**PROBLEM**
Transcribe, word for word, the line containing "What data was" and each line following it through the end of the listing below. Omit all other lines.
───── DATA LINES ─────
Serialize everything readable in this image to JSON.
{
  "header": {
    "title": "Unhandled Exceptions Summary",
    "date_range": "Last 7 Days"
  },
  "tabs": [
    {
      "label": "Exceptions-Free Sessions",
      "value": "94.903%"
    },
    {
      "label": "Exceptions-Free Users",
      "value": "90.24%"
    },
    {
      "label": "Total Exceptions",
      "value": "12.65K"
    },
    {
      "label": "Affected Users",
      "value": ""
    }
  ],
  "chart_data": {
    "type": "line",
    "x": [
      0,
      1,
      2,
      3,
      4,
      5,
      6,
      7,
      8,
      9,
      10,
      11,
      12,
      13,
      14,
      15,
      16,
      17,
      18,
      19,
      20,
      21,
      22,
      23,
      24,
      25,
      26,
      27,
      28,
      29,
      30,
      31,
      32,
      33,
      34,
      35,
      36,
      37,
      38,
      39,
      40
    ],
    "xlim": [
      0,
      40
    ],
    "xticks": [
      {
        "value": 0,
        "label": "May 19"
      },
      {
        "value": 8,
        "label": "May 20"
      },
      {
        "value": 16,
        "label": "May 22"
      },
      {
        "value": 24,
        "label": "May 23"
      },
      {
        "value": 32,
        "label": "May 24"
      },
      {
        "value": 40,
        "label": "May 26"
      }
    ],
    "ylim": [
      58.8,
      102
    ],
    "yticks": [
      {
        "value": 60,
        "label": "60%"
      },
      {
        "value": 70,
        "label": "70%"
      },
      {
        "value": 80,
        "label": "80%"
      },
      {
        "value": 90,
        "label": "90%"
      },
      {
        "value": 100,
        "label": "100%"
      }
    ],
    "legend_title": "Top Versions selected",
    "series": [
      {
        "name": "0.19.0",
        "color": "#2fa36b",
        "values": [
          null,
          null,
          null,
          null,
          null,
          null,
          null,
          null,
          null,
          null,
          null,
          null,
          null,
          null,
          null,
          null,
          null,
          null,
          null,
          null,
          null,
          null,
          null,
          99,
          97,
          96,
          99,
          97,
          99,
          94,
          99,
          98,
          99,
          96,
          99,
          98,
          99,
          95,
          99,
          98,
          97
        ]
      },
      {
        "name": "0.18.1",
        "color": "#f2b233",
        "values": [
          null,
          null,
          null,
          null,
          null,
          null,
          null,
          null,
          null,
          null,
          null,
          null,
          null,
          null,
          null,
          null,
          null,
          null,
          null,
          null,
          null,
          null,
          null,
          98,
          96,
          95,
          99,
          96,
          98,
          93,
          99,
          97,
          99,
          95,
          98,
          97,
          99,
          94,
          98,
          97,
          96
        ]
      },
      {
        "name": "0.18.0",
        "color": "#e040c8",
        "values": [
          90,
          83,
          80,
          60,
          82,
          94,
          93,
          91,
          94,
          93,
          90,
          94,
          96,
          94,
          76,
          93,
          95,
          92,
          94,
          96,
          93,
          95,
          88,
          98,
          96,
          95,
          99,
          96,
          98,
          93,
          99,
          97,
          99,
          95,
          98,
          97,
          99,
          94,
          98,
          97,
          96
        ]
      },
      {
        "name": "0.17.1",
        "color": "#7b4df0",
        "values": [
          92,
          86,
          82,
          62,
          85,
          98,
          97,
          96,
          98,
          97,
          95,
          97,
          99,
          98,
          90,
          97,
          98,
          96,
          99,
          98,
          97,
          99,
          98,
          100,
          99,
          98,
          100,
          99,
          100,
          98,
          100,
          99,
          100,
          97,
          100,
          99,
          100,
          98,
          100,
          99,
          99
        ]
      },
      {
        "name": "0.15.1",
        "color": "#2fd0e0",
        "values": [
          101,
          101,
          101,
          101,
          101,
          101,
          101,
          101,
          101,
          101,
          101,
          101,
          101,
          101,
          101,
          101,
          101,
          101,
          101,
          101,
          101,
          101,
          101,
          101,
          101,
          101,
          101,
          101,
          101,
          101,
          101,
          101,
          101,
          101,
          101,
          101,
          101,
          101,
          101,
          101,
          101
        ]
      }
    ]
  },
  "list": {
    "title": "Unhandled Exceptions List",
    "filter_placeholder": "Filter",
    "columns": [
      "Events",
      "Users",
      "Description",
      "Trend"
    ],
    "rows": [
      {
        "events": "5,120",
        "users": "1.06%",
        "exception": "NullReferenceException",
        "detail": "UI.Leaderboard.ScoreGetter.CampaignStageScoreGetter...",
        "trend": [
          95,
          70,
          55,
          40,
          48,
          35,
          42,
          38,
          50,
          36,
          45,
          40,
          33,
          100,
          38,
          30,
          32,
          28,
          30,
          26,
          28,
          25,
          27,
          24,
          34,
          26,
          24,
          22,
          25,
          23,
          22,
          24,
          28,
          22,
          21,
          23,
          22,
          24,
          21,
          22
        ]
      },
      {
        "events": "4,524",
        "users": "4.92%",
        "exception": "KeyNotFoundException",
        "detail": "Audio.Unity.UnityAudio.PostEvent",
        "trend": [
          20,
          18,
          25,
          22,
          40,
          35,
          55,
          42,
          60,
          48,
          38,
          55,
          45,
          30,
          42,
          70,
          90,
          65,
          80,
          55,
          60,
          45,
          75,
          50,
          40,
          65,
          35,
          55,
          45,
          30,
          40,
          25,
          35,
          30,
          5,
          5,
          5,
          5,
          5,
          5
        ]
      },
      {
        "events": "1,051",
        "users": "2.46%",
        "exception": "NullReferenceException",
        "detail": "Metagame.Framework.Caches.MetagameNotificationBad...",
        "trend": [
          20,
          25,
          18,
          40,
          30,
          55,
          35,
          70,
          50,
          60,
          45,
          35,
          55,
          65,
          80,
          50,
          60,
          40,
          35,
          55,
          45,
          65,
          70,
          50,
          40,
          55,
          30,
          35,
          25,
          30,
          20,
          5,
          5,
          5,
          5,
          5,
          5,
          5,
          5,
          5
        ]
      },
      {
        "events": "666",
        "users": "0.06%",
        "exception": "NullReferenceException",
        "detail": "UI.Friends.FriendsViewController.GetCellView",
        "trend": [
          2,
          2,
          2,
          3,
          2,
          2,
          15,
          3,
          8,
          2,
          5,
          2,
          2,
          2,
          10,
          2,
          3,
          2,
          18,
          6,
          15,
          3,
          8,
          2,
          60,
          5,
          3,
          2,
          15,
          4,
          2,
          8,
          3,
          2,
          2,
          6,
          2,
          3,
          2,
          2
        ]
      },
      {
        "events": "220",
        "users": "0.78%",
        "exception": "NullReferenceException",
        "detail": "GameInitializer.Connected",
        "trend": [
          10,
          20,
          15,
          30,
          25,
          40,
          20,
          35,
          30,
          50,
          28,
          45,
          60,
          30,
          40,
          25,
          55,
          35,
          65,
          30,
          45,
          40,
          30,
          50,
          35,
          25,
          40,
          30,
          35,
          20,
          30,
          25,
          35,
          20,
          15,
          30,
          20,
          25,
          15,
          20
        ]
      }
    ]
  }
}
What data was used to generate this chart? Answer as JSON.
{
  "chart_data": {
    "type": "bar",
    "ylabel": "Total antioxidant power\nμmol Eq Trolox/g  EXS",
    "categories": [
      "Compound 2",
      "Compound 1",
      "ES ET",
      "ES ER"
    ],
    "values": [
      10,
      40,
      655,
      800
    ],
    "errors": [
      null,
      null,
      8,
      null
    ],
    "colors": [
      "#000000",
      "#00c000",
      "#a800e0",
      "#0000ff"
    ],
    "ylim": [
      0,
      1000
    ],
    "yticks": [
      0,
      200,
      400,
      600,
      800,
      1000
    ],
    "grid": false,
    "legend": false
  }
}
─────
**FULL RESPONSE**
What data was used to generate this chart? Answer as JSON.
{
  "chart_data": {
    "type": "bar",
    "ylabel": "Total antioxidant power\nμmol Eq Trolox/g  EXS",
    "categories": [
      "Compound 2",
      "Compound 1",
      "ES ET",
      "ES ER"
    ],
    "values": [
      10,
      40,
      655,
      800
    ],
    "errors": [
      null,
      null,
      8,
      null
    ],
    "colors": [
      "#000000",
      "#00c000",
      "#a800e0",
      "#0000ff"
    ],
    "ylim": [
      0,
      1000
    ],
    "yticks": [
      0,
      200,
      400,
      600,
      800,
      1000
    ],
    "grid": false,
    "legend": false
  }
}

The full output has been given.